• **WHAT IS EXPECTED**
What follows is a block of records; reproduce all of it verbatim.

• **DATA EXCERPTS**
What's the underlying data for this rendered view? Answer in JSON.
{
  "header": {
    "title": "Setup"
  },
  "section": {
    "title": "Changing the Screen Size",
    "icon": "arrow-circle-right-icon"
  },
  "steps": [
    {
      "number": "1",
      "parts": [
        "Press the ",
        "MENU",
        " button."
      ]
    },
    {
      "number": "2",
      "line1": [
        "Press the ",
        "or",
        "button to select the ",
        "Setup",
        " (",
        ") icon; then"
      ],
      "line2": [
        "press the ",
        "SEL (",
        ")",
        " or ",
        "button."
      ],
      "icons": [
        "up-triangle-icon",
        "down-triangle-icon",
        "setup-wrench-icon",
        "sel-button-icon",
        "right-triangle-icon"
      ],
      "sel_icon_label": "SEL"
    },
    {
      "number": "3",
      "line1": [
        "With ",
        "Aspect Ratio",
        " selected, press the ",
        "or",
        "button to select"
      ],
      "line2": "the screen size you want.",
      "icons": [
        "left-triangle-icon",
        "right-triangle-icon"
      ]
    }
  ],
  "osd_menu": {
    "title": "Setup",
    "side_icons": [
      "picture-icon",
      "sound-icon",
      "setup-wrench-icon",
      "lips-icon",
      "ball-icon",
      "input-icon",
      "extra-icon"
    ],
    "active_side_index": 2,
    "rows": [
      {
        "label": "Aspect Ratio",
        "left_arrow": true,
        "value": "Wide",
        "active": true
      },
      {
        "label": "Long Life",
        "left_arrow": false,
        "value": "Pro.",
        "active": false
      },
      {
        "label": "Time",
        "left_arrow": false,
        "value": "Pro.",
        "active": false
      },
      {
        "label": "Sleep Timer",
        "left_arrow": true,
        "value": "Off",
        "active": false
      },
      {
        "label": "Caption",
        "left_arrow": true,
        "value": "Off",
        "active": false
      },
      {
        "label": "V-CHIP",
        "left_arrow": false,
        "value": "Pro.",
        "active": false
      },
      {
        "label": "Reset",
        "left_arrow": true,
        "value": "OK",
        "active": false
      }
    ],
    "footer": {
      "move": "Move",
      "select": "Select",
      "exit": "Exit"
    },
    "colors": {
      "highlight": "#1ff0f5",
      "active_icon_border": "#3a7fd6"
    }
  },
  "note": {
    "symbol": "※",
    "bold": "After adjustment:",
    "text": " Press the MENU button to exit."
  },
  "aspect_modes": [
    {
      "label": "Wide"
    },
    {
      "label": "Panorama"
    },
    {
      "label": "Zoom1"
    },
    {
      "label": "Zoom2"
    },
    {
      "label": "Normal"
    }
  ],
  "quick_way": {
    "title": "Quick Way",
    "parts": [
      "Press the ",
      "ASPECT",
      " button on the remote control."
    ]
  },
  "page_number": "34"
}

• **FINAL RESULT**
What's the underlying data for this rendered view? Answer in JSON.
{
  "header": {
    "title": "Setup"
  },
  "section": {
    "title": "Changing the Screen Size",
    "icon": "arrow-circle-right-icon"
  },
  "steps": [
    {
      "number": "1",
      "parts": [
        "Press the ",
        "MENU",
        " button."
      ]
    },
    {
      "number": "2",
      "line1": [
        "Press the ",
        "or",
        "button to select the ",
        "Setup",
        " (",
        ") icon; then"
      ],
      "line2": [
        "press the ",
        "SEL (",
        ")",
        " or ",
        "button."
      ],
      "icons": [
        "up-triangle-icon",
        "down-triangle-icon",
        "setup-wrench-icon",
        "sel-button-icon",
        "right-triangle-icon"
      ],
      "sel_icon_label": "SEL"
    },
    {
      "number": "3",
      "line1": [
        "With ",
        "Aspect Ratio",
        " selected, press the ",
        "or",
        "button to select"
      ],
      "line2": "the screen size you want.",
      "icons": [
        "left-triangle-icon",
        "right-triangle-icon"
      ]
    }
  ],
  "osd_menu": {
    "title": "Setup",
    "side_icons": [
      "picture-icon",
      "sound-icon",
      "setup-wrench-icon",
      "lips-icon",
      "ball-icon",
      "input-icon",
      "extra-icon"
    ],
    "active_side_index": 2,
    "rows": [
      {
        "label": "Aspect Ratio",
        "left_arrow": true,
        "value": "Wide",
        "active": true
      },
      {
        "label": "Long Life",
        "left_arrow": false,
        "value": "Pro.",
        "active": false
      },
      {
        "label": "Time",
        "left_arrow": false,
        "value": "Pro.",
        "active": false
      },
      {
        "label": "Sleep Timer",
        "left_arrow": true,
        "value": "Off",
        "active": false
      },
      {
        "label": "Caption",
        "left_arrow": true,
        "value": "Off",
        "active": false
      },
      {
        "label": "V-CHIP",
        "left_arrow": false,
        "value": "Pro.",
        "active": false
      },
      {
        "label": "Reset",
        "left_arrow": true,
        "value": "OK",
        "active": false
      }
    ],
    "footer": {
      "move": "Move",
      "select": "Select",
      "exit": "Exit"
    },
    "colors": {
      "highlight": "#1ff0f5",
      "active_icon_border": "#3a7fd6"
    }
  },
  "note": {
    "symbol": "※",
    "bold": "After adjustment:",
    "text": " Press the MENU button to exit."
  },
  "aspect_modes": [
    {
      "label": "Wide"
    },
    {
      "label": "Panorama"
    },
    {
      "label": "Zoom1"
    },
    {
      "label": "Zoom2"
    },
    {
      "label": "Normal"
    }
  ],
  "quick_way": {
    "title": "Quick Way",
    "parts": [
      "Press the ",
      "ASPECT",
      " button on the remote control."
    ]
  },
  "page_number": "34"
}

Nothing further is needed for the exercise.